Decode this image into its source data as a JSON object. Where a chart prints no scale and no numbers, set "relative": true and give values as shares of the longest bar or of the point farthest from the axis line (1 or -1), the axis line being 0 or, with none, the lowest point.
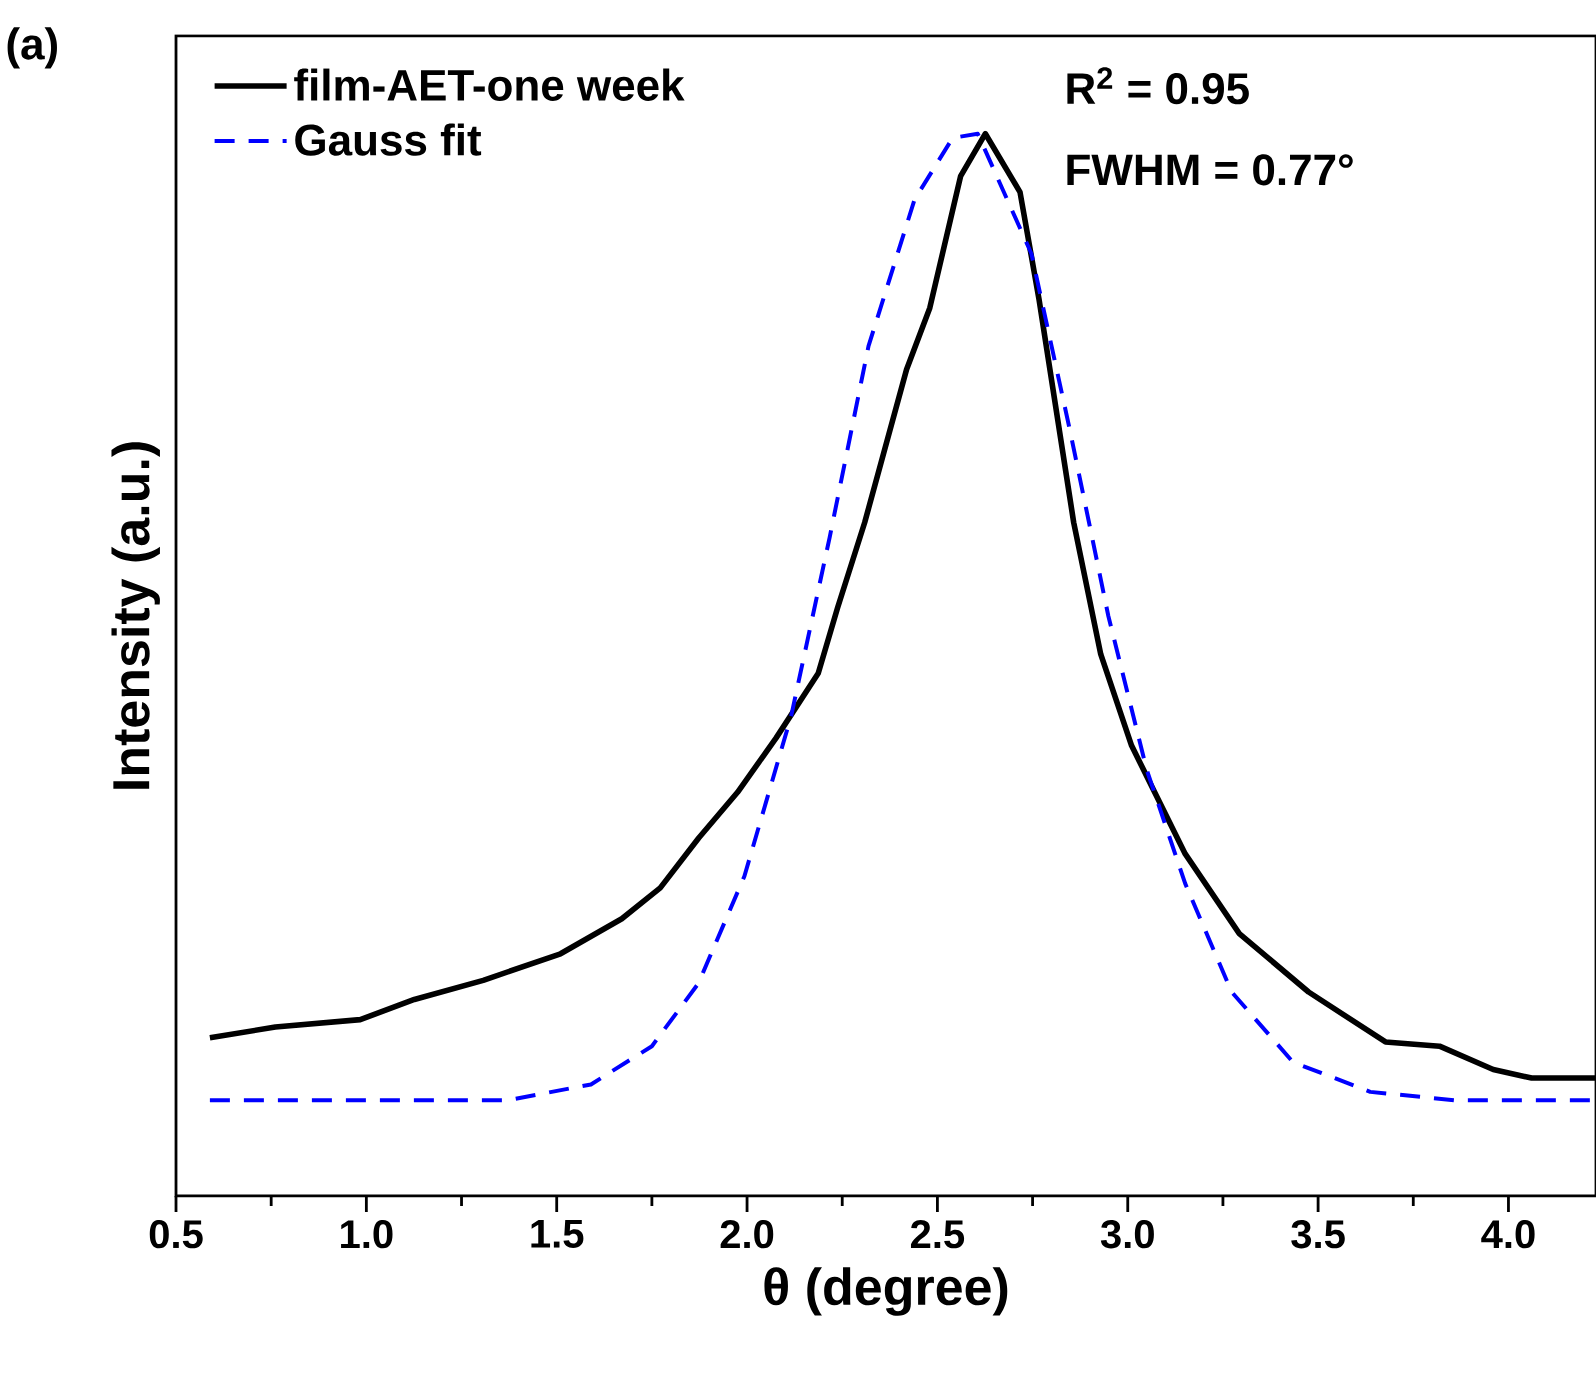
{
  "chart_data": {
    "type": "line",
    "relative": true,
    "xlabel": "θ (degree)",
    "ylabel": "Intensity (a.u.)",
    "xlim": [
      0.5,
      4.23
    ],
    "xticks": [
      {
        "value": 0.5,
        "label": "0.5"
      },
      {
        "value": 1.0,
        "label": "1.0"
      },
      {
        "value": 1.5,
        "label": "1.5"
      },
      {
        "value": 2.0,
        "label": "2.0"
      },
      {
        "value": 2.5,
        "label": "2.5"
      },
      {
        "value": 3.0,
        "label": "3.0"
      },
      {
        "value": 3.5,
        "label": "3.5"
      },
      {
        "value": 4.0,
        "label": "4.0"
      }
    ],
    "tick_labels": "x",
    "legend": "top left",
    "grid": false,
    "marker": "none",
    "annotations": [
      "(a)",
      "R$^{2}$ = 0.95",
      "FWHM = 0.77°"
    ],
    "series": [
      {
        "name": "film-AET-one week",
        "color": "#000000",
        "line_style": "solid",
        "x": [
          0.589,
          0.761,
          0.984,
          1.126,
          1.307,
          1.51,
          1.671,
          1.772,
          1.873,
          1.975,
          2.076,
          2.187,
          2.238,
          2.309,
          2.419,
          2.48,
          2.561,
          2.626,
          2.717,
          2.767,
          2.858,
          2.929,
          3.01,
          3.151,
          3.293,
          3.475,
          3.677,
          3.819,
          3.96,
          4.061,
          4.23
        ],
        "values": [
          0.149,
          0.159,
          0.166,
          0.185,
          0.203,
          0.228,
          0.261,
          0.29,
          0.337,
          0.38,
          0.431,
          0.492,
          0.554,
          0.634,
          0.778,
          0.836,
          0.96,
          1.0,
          0.945,
          0.844,
          0.634,
          0.51,
          0.424,
          0.322,
          0.247,
          0.192,
          0.145,
          0.141,
          0.119,
          0.111,
          0.111
        ]
      },
      {
        "name": "Gauss fit",
        "color": "#0000ff",
        "line_style": "dashed",
        "x": [
          0.589,
          1.37,
          1.59,
          1.75,
          1.872,
          1.993,
          2.116,
          2.217,
          2.319,
          2.44,
          2.54,
          2.606,
          2.747,
          2.848,
          2.949,
          3.05,
          3.151,
          3.273,
          3.434,
          3.637,
          3.86,
          4.23
        ],
        "values": [
          0.09,
          0.09,
          0.105,
          0.141,
          0.2,
          0.301,
          0.452,
          0.62,
          0.8,
          0.938,
          0.996,
          1.0,
          0.887,
          0.721,
          0.546,
          0.401,
          0.294,
          0.192,
          0.126,
          0.098,
          0.09,
          0.09
        ]
      }
    ]
  }
}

Task prompt: Copy in full each line that holds the word "relative".

Full output:
Decode this image into its source data as a JSON object. Where a chart prints no scale and no numbers, set "relative": true and give values as shares of the longest bar or of the point farthest from the axis line (1 or -1), the axis line being 0 or, with none, the lowest point.
    "relative": true,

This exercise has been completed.